# What you should do
The reply should hold every record, copied exactly, and none of the pictures.

□ □ □

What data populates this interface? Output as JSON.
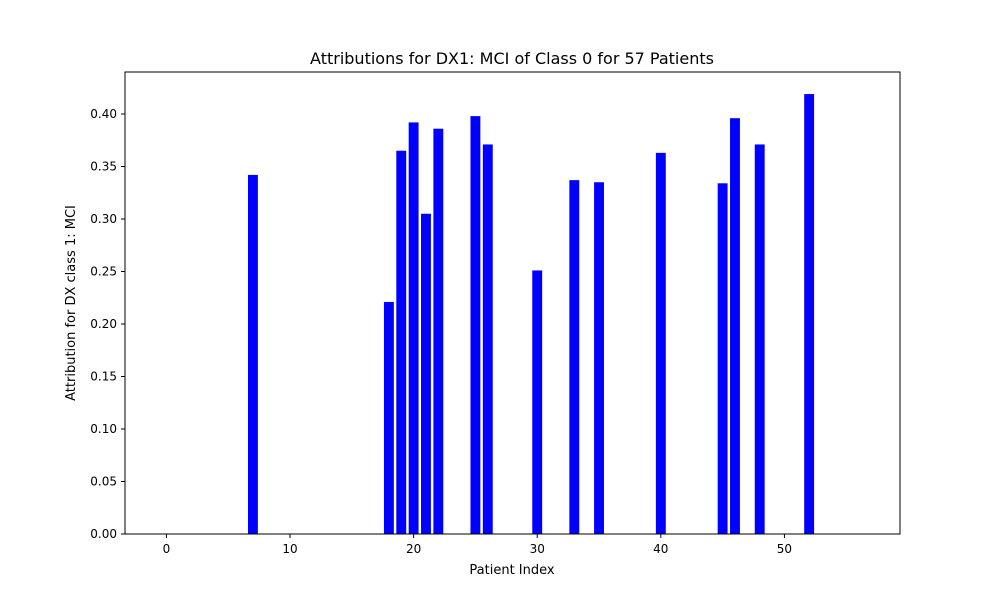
{
  "chart_data": {
    "type": "bar",
    "title": "Attributions for DX1: MCI of Class 0 for 57 Patients",
    "xlabel": "Patient Index",
    "ylabel": "Attribution for DX class 1: MCI",
    "xlim": [
      -3.35,
      59.35
    ],
    "ylim": [
      0,
      0.44
    ],
    "x_ticks": [
      0,
      10,
      20,
      30,
      40,
      50
    ],
    "x_tick_labels": [
      "0",
      "10",
      "20",
      "30",
      "40",
      "50"
    ],
    "y_ticks": [
      0.0,
      0.05,
      0.1,
      0.15,
      0.2,
      0.25,
      0.3,
      0.35,
      0.4
    ],
    "y_tick_labels": [
      "0.00",
      "0.05",
      "0.10",
      "0.15",
      "0.20",
      "0.25",
      "0.30",
      "0.35",
      "0.40"
    ],
    "bar_color": "#0000ff",
    "grid": false,
    "x": [
      7,
      18,
      19,
      20,
      21,
      22,
      25,
      26,
      30,
      33,
      35,
      40,
      45,
      46,
      48,
      52
    ],
    "values": [
      0.342,
      0.221,
      0.365,
      0.392,
      0.305,
      0.386,
      0.398,
      0.371,
      0.251,
      0.337,
      0.335,
      0.363,
      0.334,
      0.396,
      0.371,
      0.419
    ]
  }
}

□ □ □

# Solution to this task
What data populates this interface? Output as JSON.
{
  "chart_data": {
    "type": "bar",
    "title": "Attributions for DX1: MCI of Class 0 for 57 Patients",
    "xlabel": "Patient Index",
    "ylabel": "Attribution for DX class 1: MCI",
    "xlim": [
      -3.35,
      59.35
    ],
    "ylim": [
      0,
      0.44
    ],
    "x_ticks": [
      0,
      10,
      20,
      30,
      40,
      50
    ],
    "x_tick_labels": [
      "0",
      "10",
      "20",
      "30",
      "40",
      "50"
    ],
    "y_ticks": [
      0.0,
      0.05,
      0.1,
      0.15,
      0.2,
      0.25,
      0.3,
      0.35,
      0.4
    ],
    "y_tick_labels": [
      "0.00",
      "0.05",
      "0.10",
      "0.15",
      "0.20",
      "0.25",
      "0.30",
      "0.35",
      "0.40"
    ],
    "bar_color": "#0000ff",
    "grid": false,
    "x": [
      7,
      18,
      19,
      20,
      21,
      22,
      25,
      26,
      30,
      33,
      35,
      40,
      45,
      46,
      48,
      52
    ],
    "values": [
      0.342,
      0.221,
      0.365,
      0.392,
      0.305,
      0.386,
      0.398,
      0.371,
      0.251,
      0.337,
      0.335,
      0.363,
      0.334,
      0.396,
      0.371,
      0.419
    ]
  }
}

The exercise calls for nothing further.